[Stored data entries]
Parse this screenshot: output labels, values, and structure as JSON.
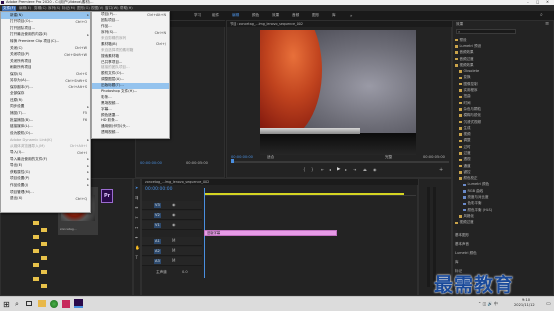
{
  "titlebar": {
    "title": "Adobe Premiere Pro 2020 - C:\\用户\\Videos\\素材\\..."
  },
  "menubar": {
    "items": [
      "文件(F)",
      "编辑(E)",
      "剪辑(C)",
      "序列(S)",
      "标记(M)",
      "图形(G)",
      "视图(V)",
      "窗口(W)",
      "帮助(H)"
    ]
  },
  "workspaces": [
    "学习",
    "组件",
    "编辑",
    "颜色",
    "效果",
    "音频",
    "图形",
    "库"
  ],
  "file_menu": {
    "items": [
      {
        "label": "新建(N)",
        "shortcut": "",
        "arrow": true,
        "hl": true
      },
      {
        "label": "打开项目(O)...",
        "shortcut": "Ctrl+O"
      },
      {
        "label": "打开团队项目...",
        "shortcut": ""
      },
      {
        "label": "打开最近使用的内容(E)",
        "shortcut": "",
        "arrow": true
      },
      {
        "label": "转换 Premiere Clip 项目(C)...",
        "shortcut": ""
      },
      {
        "label": "关闭(C)",
        "shortcut": "Ctrl+W"
      },
      {
        "label": "关闭项目(P)",
        "shortcut": "Ctrl+Shift+W"
      },
      {
        "label": "关闭所有项目",
        "shortcut": ""
      },
      {
        "label": "刷新所有项目",
        "shortcut": ""
      },
      {
        "label": "保存(S)",
        "shortcut": "Ctrl+S"
      },
      {
        "label": "另存为(A)...",
        "shortcut": "Ctrl+Shift+S"
      },
      {
        "label": "保存副本(Y)...",
        "shortcut": "Ctrl+Alt+S"
      },
      {
        "label": "全部保存",
        "shortcut": ""
      },
      {
        "label": "还原(R)",
        "shortcut": ""
      },
      {
        "label": "同步设置",
        "shortcut": "",
        "arrow": true
      },
      {
        "label": "捕捉(T)...",
        "shortcut": "F5"
      },
      {
        "label": "批量捕捉(B)...",
        "shortcut": "F6"
      },
      {
        "label": "链接媒体(L)...",
        "shortcut": ""
      },
      {
        "label": "设为脱机(O)...",
        "shortcut": ""
      },
      {
        "label": "Adobe Dynamic Link(K)",
        "shortcut": "",
        "arrow": true,
        "disabled": true
      },
      {
        "label": "从媒体浏览器导入(M)",
        "shortcut": "Ctrl+Alt+I",
        "disabled": true
      },
      {
        "label": "导入(I)...",
        "shortcut": "Ctrl+I"
      },
      {
        "label": "导入最近使用的文件(F)",
        "shortcut": "",
        "arrow": true
      },
      {
        "label": "导出(E)",
        "shortcut": "",
        "arrow": true
      },
      {
        "label": "获取属性(G)",
        "shortcut": "",
        "arrow": true
      },
      {
        "label": "项目设置(P)",
        "shortcut": "",
        "arrow": true
      },
      {
        "label": "作品设置(J)",
        "shortcut": "",
        "arrow": true
      },
      {
        "label": "项目管理(M)...",
        "shortcut": ""
      },
      {
        "label": "退出(X)",
        "shortcut": "Ctrl+Q"
      }
    ]
  },
  "new_submenu": {
    "items": [
      {
        "label": "项目(P)...",
        "shortcut": "Ctrl+Alt+N"
      },
      {
        "label": "团队项目...",
        "shortcut": ""
      },
      {
        "label": "作品...",
        "shortcut": ""
      },
      {
        "label": "序列(S)...",
        "shortcut": "Ctrl+N"
      },
      {
        "label": "来自剪辑的序列",
        "shortcut": "",
        "disabled": true
      },
      {
        "label": "素材箱(B)",
        "shortcut": "Ctrl+/"
      },
      {
        "label": "来自选择项的素材箱",
        "shortcut": "",
        "disabled": true
      },
      {
        "label": "搜索素材箱",
        "shortcut": ""
      },
      {
        "label": "已共享项目...",
        "shortcut": ""
      },
      {
        "label": "链接的团队项目...",
        "shortcut": "",
        "disabled": true
      },
      {
        "label": "脱机文件(O)...",
        "shortcut": ""
      },
      {
        "label": "调整图层(A)...",
        "shortcut": ""
      },
      {
        "label": "旧版标题(T)...",
        "shortcut": "",
        "hl": true
      },
      {
        "label": "Photoshop 文件(H)...",
        "shortcut": ""
      },
      {
        "label": "彩条...",
        "shortcut": ""
      },
      {
        "label": "黑场视频...",
        "shortcut": ""
      },
      {
        "label": "字幕...",
        "shortcut": ""
      },
      {
        "label": "颜色遮罩...",
        "shortcut": ""
      },
      {
        "label": "HD 彩条...",
        "shortcut": ""
      },
      {
        "label": "通用倒计时片头...",
        "shortcut": ""
      },
      {
        "label": "透明视频...",
        "shortcut": ""
      }
    ]
  },
  "program_monitor": {
    "tab": "节目: zoncetag_...lmg_lenovo_sequence_002",
    "timecode_left": "00:00:00:00",
    "timecode_right": "00:00:05:00",
    "fit_label": "适合",
    "quality_label": "完整"
  },
  "source_monitor": {
    "timecode_left": "00:00:00:00",
    "timecode_right": "00:00:05:00"
  },
  "effects_panel": {
    "tab": "效果",
    "search_placeholder": "",
    "tree": [
      {
        "label": "预设",
        "indent": 0
      },
      {
        "label": "Lumetri 预设",
        "indent": 0
      },
      {
        "label": "音频效果",
        "indent": 0
      },
      {
        "label": "音频过渡",
        "indent": 0
      },
      {
        "label": "视频效果",
        "indent": 0
      },
      {
        "label": "Obsolete",
        "indent": 1
      },
      {
        "label": "变换",
        "indent": 1
      },
      {
        "label": "图像控制",
        "indent": 1
      },
      {
        "label": "实用程序",
        "indent": 1
      },
      {
        "label": "扭曲",
        "indent": 1
      },
      {
        "label": "时间",
        "indent": 1
      },
      {
        "label": "杂色与颗粒",
        "indent": 1
      },
      {
        "label": "模糊与锐化",
        "indent": 1
      },
      {
        "label": "沉浸式视频",
        "indent": 1
      },
      {
        "label": "生成",
        "indent": 1
      },
      {
        "label": "视频",
        "indent": 1
      },
      {
        "label": "调整",
        "indent": 1
      },
      {
        "label": "过时",
        "indent": 1
      },
      {
        "label": "过渡",
        "indent": 1
      },
      {
        "label": "透视",
        "indent": 1
      },
      {
        "label": "通道",
        "indent": 1
      },
      {
        "label": "键控",
        "indent": 1
      },
      {
        "label": "颜色校正",
        "indent": 1
      },
      {
        "label": "Lumetri 颜色",
        "indent": 2
      },
      {
        "label": "RGB 曲线",
        "indent": 2
      },
      {
        "label": "亮度与对比度",
        "indent": 2
      },
      {
        "label": "色彩平衡",
        "indent": 2
      },
      {
        "label": "颜色平衡 (HLS)",
        "indent": 2
      },
      {
        "label": "风格化",
        "indent": 1
      },
      {
        "label": "视频过渡",
        "indent": 0
      }
    ],
    "bottom_items": [
      "基本图形",
      "基本声音",
      "Lumetri 颜色",
      "库",
      "标记",
      "历史记录",
      "信息"
    ]
  },
  "project_panel": {
    "thumb_label": "Adobe Premiere...",
    "clip_name": "zoncetag...",
    "folder_count": 10
  },
  "timeline": {
    "tab": "zoncetag_...lmg_lenovo_sequence_002",
    "timecode": "00:00:00:00",
    "clip_label": "旧版字幕",
    "tracks": [
      "V3",
      "V2",
      "V1",
      "A1",
      "A2",
      "A3"
    ],
    "master": "主声道",
    "master_value": "0.0"
  },
  "taskbar": {
    "time": "9:10",
    "date": "2021/11/12"
  },
  "watermark": {
    "text": "最需教育"
  }
}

- _What the task asks_
Omit the images and transcribe all of the records above word for word.

- _Answer to the task_
Parse this screenshot: output labels, values, and structure as JSON.
{
  "titlebar": {
    "title": "Adobe Premiere Pro 2020 - C:\\用户\\Videos\\素材\\..."
  },
  "menubar": {
    "items": [
      "文件(F)",
      "编辑(E)",
      "剪辑(C)",
      "序列(S)",
      "标记(M)",
      "图形(G)",
      "视图(V)",
      "窗口(W)",
      "帮助(H)"
    ]
  },
  "workspaces": [
    "学习",
    "组件",
    "编辑",
    "颜色",
    "效果",
    "音频",
    "图形",
    "库"
  ],
  "file_menu": {
    "items": [
      {
        "label": "新建(N)",
        "shortcut": "",
        "arrow": true,
        "hl": true
      },
      {
        "label": "打开项目(O)...",
        "shortcut": "Ctrl+O"
      },
      {
        "label": "打开团队项目...",
        "shortcut": ""
      },
      {
        "label": "打开最近使用的内容(E)",
        "shortcut": "",
        "arrow": true
      },
      {
        "label": "转换 Premiere Clip 项目(C)...",
        "shortcut": ""
      },
      {
        "label": "关闭(C)",
        "shortcut": "Ctrl+W"
      },
      {
        "label": "关闭项目(P)",
        "shortcut": "Ctrl+Shift+W"
      },
      {
        "label": "关闭所有项目",
        "shortcut": ""
      },
      {
        "label": "刷新所有项目",
        "shortcut": ""
      },
      {
        "label": "保存(S)",
        "shortcut": "Ctrl+S"
      },
      {
        "label": "另存为(A)...",
        "shortcut": "Ctrl+Shift+S"
      },
      {
        "label": "保存副本(Y)...",
        "shortcut": "Ctrl+Alt+S"
      },
      {
        "label": "全部保存",
        "shortcut": ""
      },
      {
        "label": "还原(R)",
        "shortcut": ""
      },
      {
        "label": "同步设置",
        "shortcut": "",
        "arrow": true
      },
      {
        "label": "捕捉(T)...",
        "shortcut": "F5"
      },
      {
        "label": "批量捕捉(B)...",
        "shortcut": "F6"
      },
      {
        "label": "链接媒体(L)...",
        "shortcut": ""
      },
      {
        "label": "设为脱机(O)...",
        "shortcut": ""
      },
      {
        "label": "Adobe Dynamic Link(K)",
        "shortcut": "",
        "arrow": true,
        "disabled": true
      },
      {
        "label": "从媒体浏览器导入(M)",
        "shortcut": "Ctrl+Alt+I",
        "disabled": true
      },
      {
        "label": "导入(I)...",
        "shortcut": "Ctrl+I"
      },
      {
        "label": "导入最近使用的文件(F)",
        "shortcut": "",
        "arrow": true
      },
      {
        "label": "导出(E)",
        "shortcut": "",
        "arrow": true
      },
      {
        "label": "获取属性(G)",
        "shortcut": "",
        "arrow": true
      },
      {
        "label": "项目设置(P)",
        "shortcut": "",
        "arrow": true
      },
      {
        "label": "作品设置(J)",
        "shortcut": "",
        "arrow": true
      },
      {
        "label": "项目管理(M)...",
        "shortcut": ""
      },
      {
        "label": "退出(X)",
        "shortcut": "Ctrl+Q"
      }
    ]
  },
  "new_submenu": {
    "items": [
      {
        "label": "项目(P)...",
        "shortcut": "Ctrl+Alt+N"
      },
      {
        "label": "团队项目...",
        "shortcut": ""
      },
      {
        "label": "作品...",
        "shortcut": ""
      },
      {
        "label": "序列(S)...",
        "shortcut": "Ctrl+N"
      },
      {
        "label": "来自剪辑的序列",
        "shortcut": "",
        "disabled": true
      },
      {
        "label": "素材箱(B)",
        "shortcut": "Ctrl+/"
      },
      {
        "label": "来自选择项的素材箱",
        "shortcut": "",
        "disabled": true
      },
      {
        "label": "搜索素材箱",
        "shortcut": ""
      },
      {
        "label": "已共享项目...",
        "shortcut": ""
      },
      {
        "label": "链接的团队项目...",
        "shortcut": "",
        "disabled": true
      },
      {
        "label": "脱机文件(O)...",
        "shortcut": ""
      },
      {
        "label": "调整图层(A)...",
        "shortcut": ""
      },
      {
        "label": "旧版标题(T)...",
        "shortcut": "",
        "hl": true
      },
      {
        "label": "Photoshop 文件(H)...",
        "shortcut": ""
      },
      {
        "label": "彩条...",
        "shortcut": ""
      },
      {
        "label": "黑场视频...",
        "shortcut": ""
      },
      {
        "label": "字幕...",
        "shortcut": ""
      },
      {
        "label": "颜色遮罩...",
        "shortcut": ""
      },
      {
        "label": "HD 彩条...",
        "shortcut": ""
      },
      {
        "label": "通用倒计时片头...",
        "shortcut": ""
      },
      {
        "label": "透明视频...",
        "shortcut": ""
      }
    ]
  },
  "program_monitor": {
    "tab": "节目: zoncetag_...lmg_lenovo_sequence_002",
    "timecode_left": "00:00:00:00",
    "timecode_right": "00:00:05:00",
    "fit_label": "适合",
    "quality_label": "完整"
  },
  "source_monitor": {
    "timecode_left": "00:00:00:00",
    "timecode_right": "00:00:05:00"
  },
  "effects_panel": {
    "tab": "效果",
    "search_placeholder": "",
    "tree": [
      {
        "label": "预设",
        "indent": 0
      },
      {
        "label": "Lumetri 预设",
        "indent": 0
      },
      {
        "label": "音频效果",
        "indent": 0
      },
      {
        "label": "音频过渡",
        "indent": 0
      },
      {
        "label": "视频效果",
        "indent": 0
      },
      {
        "label": "Obsolete",
        "indent": 1
      },
      {
        "label": "变换",
        "indent": 1
      },
      {
        "label": "图像控制",
        "indent": 1
      },
      {
        "label": "实用程序",
        "indent": 1
      },
      {
        "label": "扭曲",
        "indent": 1
      },
      {
        "label": "时间",
        "indent": 1
      },
      {
        "label": "杂色与颗粒",
        "indent": 1
      },
      {
        "label": "模糊与锐化",
        "indent": 1
      },
      {
        "label": "沉浸式视频",
        "indent": 1
      },
      {
        "label": "生成",
        "indent": 1
      },
      {
        "label": "视频",
        "indent": 1
      },
      {
        "label": "调整",
        "indent": 1
      },
      {
        "label": "过时",
        "indent": 1
      },
      {
        "label": "过渡",
        "indent": 1
      },
      {
        "label": "透视",
        "indent": 1
      },
      {
        "label": "通道",
        "indent": 1
      },
      {
        "label": "键控",
        "indent": 1
      },
      {
        "label": "颜色校正",
        "indent": 1
      },
      {
        "label": "Lumetri 颜色",
        "indent": 2
      },
      {
        "label": "RGB 曲线",
        "indent": 2
      },
      {
        "label": "亮度与对比度",
        "indent": 2
      },
      {
        "label": "色彩平衡",
        "indent": 2
      },
      {
        "label": "颜色平衡 (HLS)",
        "indent": 2
      },
      {
        "label": "风格化",
        "indent": 1
      },
      {
        "label": "视频过渡",
        "indent": 0
      }
    ],
    "bottom_items": [
      "基本图形",
      "基本声音",
      "Lumetri 颜色",
      "库",
      "标记",
      "历史记录",
      "信息"
    ]
  },
  "project_panel": {
    "thumb_label": "Adobe Premiere...",
    "clip_name": "zoncetag...",
    "folder_count": 10
  },
  "timeline": {
    "tab": "zoncetag_...lmg_lenovo_sequence_002",
    "timecode": "00:00:00:00",
    "clip_label": "旧版字幕",
    "tracks": [
      "V3",
      "V2",
      "V1",
      "A1",
      "A2",
      "A3"
    ],
    "master": "主声道",
    "master_value": "0.0"
  },
  "taskbar": {
    "time": "9:10",
    "date": "2021/11/12"
  },
  "watermark": {
    "text": "最需教育"
  }
}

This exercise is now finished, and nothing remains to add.